STATED EXERCISE:
Below are some entries. Output each one exactly as it appears.

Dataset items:

[START]

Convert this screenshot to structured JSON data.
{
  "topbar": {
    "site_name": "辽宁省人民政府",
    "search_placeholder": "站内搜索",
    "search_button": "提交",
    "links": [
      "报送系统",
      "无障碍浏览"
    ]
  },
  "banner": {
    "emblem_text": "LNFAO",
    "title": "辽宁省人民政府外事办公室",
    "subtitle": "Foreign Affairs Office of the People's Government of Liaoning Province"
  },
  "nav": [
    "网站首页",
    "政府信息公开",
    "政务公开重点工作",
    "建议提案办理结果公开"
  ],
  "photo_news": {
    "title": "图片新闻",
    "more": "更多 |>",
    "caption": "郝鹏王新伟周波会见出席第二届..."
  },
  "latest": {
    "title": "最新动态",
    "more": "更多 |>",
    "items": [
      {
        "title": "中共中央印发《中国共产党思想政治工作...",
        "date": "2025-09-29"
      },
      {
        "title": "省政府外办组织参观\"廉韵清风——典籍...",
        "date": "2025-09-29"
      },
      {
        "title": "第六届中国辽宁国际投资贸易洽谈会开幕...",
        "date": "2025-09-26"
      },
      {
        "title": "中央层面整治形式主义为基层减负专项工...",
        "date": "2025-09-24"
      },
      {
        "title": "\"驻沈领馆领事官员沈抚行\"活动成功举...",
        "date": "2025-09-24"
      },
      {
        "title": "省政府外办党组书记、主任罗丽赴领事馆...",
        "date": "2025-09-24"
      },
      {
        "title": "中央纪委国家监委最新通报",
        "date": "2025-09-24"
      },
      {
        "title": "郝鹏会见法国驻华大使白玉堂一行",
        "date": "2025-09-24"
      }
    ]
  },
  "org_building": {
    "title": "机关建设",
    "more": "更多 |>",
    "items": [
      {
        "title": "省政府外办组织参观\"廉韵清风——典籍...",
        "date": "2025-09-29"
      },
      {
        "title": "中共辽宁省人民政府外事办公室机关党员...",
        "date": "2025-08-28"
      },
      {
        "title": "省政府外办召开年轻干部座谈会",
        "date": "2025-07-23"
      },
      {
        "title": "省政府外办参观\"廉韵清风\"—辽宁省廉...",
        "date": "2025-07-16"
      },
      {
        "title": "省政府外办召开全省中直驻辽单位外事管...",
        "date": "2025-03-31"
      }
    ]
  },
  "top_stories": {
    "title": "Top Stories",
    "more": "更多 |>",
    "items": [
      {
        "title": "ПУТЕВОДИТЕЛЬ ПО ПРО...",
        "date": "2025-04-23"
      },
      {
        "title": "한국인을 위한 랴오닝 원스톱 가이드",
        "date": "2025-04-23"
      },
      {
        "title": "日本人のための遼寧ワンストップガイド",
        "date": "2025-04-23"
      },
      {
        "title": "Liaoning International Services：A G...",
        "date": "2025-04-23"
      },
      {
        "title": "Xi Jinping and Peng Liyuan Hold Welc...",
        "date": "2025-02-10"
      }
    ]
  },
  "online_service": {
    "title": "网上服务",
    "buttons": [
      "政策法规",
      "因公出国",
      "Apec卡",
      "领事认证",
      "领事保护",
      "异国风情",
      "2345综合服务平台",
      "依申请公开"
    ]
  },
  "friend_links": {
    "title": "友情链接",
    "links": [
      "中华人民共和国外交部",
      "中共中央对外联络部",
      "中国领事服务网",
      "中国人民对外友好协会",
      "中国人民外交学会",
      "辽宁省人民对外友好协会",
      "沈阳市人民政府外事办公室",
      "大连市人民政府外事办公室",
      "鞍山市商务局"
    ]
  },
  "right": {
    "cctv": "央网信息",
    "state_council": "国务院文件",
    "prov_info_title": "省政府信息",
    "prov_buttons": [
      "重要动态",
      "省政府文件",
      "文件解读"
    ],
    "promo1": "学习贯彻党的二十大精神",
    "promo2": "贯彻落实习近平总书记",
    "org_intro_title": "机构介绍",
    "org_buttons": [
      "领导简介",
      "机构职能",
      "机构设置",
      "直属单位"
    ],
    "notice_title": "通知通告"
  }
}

[END]

RESULT OF THIS EXERCISE:
Convert this screenshot to structured JSON data.
{
  "topbar": {
    "site_name": "辽宁省人民政府",
    "search_placeholder": "站内搜索",
    "search_button": "提交",
    "links": [
      "报送系统",
      "无障碍浏览"
    ]
  },
  "banner": {
    "emblem_text": "LNFAO",
    "title": "辽宁省人民政府外事办公室",
    "subtitle": "Foreign Affairs Office of the People's Government of Liaoning Province"
  },
  "nav": [
    "网站首页",
    "政府信息公开",
    "政务公开重点工作",
    "建议提案办理结果公开"
  ],
  "photo_news": {
    "title": "图片新闻",
    "more": "更多 |>",
    "caption": "郝鹏王新伟周波会见出席第二届..."
  },
  "latest": {
    "title": "最新动态",
    "more": "更多 |>",
    "items": [
      {
        "title": "中共中央印发《中国共产党思想政治工作...",
        "date": "2025-09-29"
      },
      {
        "title": "省政府外办组织参观\"廉韵清风——典籍...",
        "date": "2025-09-29"
      },
      {
        "title": "第六届中国辽宁国际投资贸易洽谈会开幕...",
        "date": "2025-09-26"
      },
      {
        "title": "中央层面整治形式主义为基层减负专项工...",
        "date": "2025-09-24"
      },
      {
        "title": "\"驻沈领馆领事官员沈抚行\"活动成功举...",
        "date": "2025-09-24"
      },
      {
        "title": "省政府外办党组书记、主任罗丽赴领事馆...",
        "date": "2025-09-24"
      },
      {
        "title": "中央纪委国家监委最新通报",
        "date": "2025-09-24"
      },
      {
        "title": "郝鹏会见法国驻华大使白玉堂一行",
        "date": "2025-09-24"
      }
    ]
  },
  "org_building": {
    "title": "机关建设",
    "more": "更多 |>",
    "items": [
      {
        "title": "省政府外办组织参观\"廉韵清风——典籍...",
        "date": "2025-09-29"
      },
      {
        "title": "中共辽宁省人民政府外事办公室机关党员...",
        "date": "2025-08-28"
      },
      {
        "title": "省政府外办召开年轻干部座谈会",
        "date": "2025-07-23"
      },
      {
        "title": "省政府外办参观\"廉韵清风\"—辽宁省廉...",
        "date": "2025-07-16"
      },
      {
        "title": "省政府外办召开全省中直驻辽单位外事管...",
        "date": "2025-03-31"
      }
    ]
  },
  "top_stories": {
    "title": "Top Stories",
    "more": "更多 |>",
    "items": [
      {
        "title": "ПУТЕВОДИТЕЛЬ ПО ПРО...",
        "date": "2025-04-23"
      },
      {
        "title": "한국인을 위한 랴오닝 원스톱 가이드",
        "date": "2025-04-23"
      },
      {
        "title": "日本人のための遼寧ワンストップガイド",
        "date": "2025-04-23"
      },
      {
        "title": "Liaoning International Services：A G...",
        "date": "2025-04-23"
      },
      {
        "title": "Xi Jinping and Peng Liyuan Hold Welc...",
        "date": "2025-02-10"
      }
    ]
  },
  "online_service": {
    "title": "网上服务",
    "buttons": [
      "政策法规",
      "因公出国",
      "Apec卡",
      "领事认证",
      "领事保护",
      "异国风情",
      "2345综合服务平台",
      "依申请公开"
    ]
  },
  "friend_links": {
    "title": "友情链接",
    "links": [
      "中华人民共和国外交部",
      "中共中央对外联络部",
      "中国领事服务网",
      "中国人民对外友好协会",
      "中国人民外交学会",
      "辽宁省人民对外友好协会",
      "沈阳市人民政府外事办公室",
      "大连市人民政府外事办公室",
      "鞍山市商务局"
    ]
  },
  "right": {
    "cctv": "央网信息",
    "state_council": "国务院文件",
    "prov_info_title": "省政府信息",
    "prov_buttons": [
      "重要动态",
      "省政府文件",
      "文件解读"
    ],
    "promo1": "学习贯彻党的二十大精神",
    "promo2": "贯彻落实习近平总书记",
    "org_intro_title": "机构介绍",
    "org_buttons": [
      "领导简介",
      "机构职能",
      "机构设置",
      "直属单位"
    ],
    "notice_title": "通知通告"
  }
}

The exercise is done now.